EXERCISE: Present the following entries again, word for word and in full.

RECORDS TO PROCESS:
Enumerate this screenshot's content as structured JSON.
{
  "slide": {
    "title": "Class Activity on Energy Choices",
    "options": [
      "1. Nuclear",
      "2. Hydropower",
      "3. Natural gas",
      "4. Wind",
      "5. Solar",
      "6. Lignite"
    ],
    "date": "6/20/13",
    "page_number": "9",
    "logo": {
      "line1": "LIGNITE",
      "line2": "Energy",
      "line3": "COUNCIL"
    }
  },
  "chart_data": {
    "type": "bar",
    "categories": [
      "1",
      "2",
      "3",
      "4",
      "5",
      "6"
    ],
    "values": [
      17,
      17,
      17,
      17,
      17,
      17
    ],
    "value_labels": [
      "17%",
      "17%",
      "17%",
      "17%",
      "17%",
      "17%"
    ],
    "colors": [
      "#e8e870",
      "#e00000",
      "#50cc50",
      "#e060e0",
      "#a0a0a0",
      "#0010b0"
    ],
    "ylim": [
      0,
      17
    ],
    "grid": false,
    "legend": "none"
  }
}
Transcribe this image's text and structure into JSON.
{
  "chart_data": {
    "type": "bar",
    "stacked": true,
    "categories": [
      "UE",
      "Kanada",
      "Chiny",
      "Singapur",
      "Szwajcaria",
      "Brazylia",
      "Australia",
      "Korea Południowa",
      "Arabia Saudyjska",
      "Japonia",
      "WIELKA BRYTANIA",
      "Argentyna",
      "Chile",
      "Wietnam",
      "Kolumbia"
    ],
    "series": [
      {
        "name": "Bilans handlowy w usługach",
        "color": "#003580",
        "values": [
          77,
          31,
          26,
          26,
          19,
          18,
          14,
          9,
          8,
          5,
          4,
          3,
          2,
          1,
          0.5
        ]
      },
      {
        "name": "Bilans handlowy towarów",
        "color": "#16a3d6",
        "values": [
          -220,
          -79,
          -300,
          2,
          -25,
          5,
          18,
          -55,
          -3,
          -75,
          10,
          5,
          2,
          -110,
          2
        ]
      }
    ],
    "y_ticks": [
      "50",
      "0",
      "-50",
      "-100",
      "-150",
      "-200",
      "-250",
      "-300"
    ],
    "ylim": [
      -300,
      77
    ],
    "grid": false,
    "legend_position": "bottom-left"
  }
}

THE ANSWER:
Enumerate this screenshot's content as structured JSON.
{
  "slide": {
    "title": "Class Activity on Energy Choices",
    "options": [
      "1. Nuclear",
      "2. Hydropower",
      "3. Natural gas",
      "4. Wind",
      "5. Solar",
      "6. Lignite"
    ],
    "date": "6/20/13",
    "page_number": "9",
    "logo": {
      "line1": "LIGNITE",
      "line2": "Energy",
      "line3": "COUNCIL"
    }
  },
  "chart_data": {
    "type": "bar",
    "categories": [
      "1",
      "2",
      "3",
      "4",
      "5",
      "6"
    ],
    "values": [
      17,
      17,
      17,
      17,
      17,
      17
    ],
    "value_labels": [
      "17%",
      "17%",
      "17%",
      "17%",
      "17%",
      "17%"
    ],
    "colors": [
      "#e8e870",
      "#e00000",
      "#50cc50",
      "#e060e0",
      "#a0a0a0",
      "#0010b0"
    ],
    "ylim": [
      0,
      17
    ],
    "grid": false,
    "legend": "none"
  }
}
Transcribe this image's text and structure into JSON.
{
  "chart_data": {
    "type": "bar",
    "stacked": true,
    "categories": [
      "UE",
      "Kanada",
      "Chiny",
      "Singapur",
      "Szwajcaria",
      "Brazylia",
      "Australia",
      "Korea Południowa",
      "Arabia Saudyjska",
      "Japonia",
      "WIELKA BRYTANIA",
      "Argentyna",
      "Chile",
      "Wietnam",
      "Kolumbia"
    ],
    "series": [
      {
        "name": "Bilans handlowy w usługach",
        "color": "#003580",
        "values": [
          77,
          31,
          26,
          26,
          19,
          18,
          14,
          9,
          8,
          5,
          4,
          3,
          2,
          1,
          0.5
        ]
      },
      {
        "name": "Bilans handlowy towarów",
        "color": "#16a3d6",
        "values": [
          -220,
          -79,
          -300,
          2,
          -25,
          5,
          18,
          -55,
          -3,
          -75,
          10,
          5,
          2,
          -110,
          2
        ]
      }
    ],
    "y_ticks": [
      "50",
      "0",
      "-50",
      "-100",
      "-150",
      "-200",
      "-250",
      "-300"
    ],
    "ylim": [
      -300,
      77
    ],
    "grid": false,
    "legend_position": "bottom-left"
  }
}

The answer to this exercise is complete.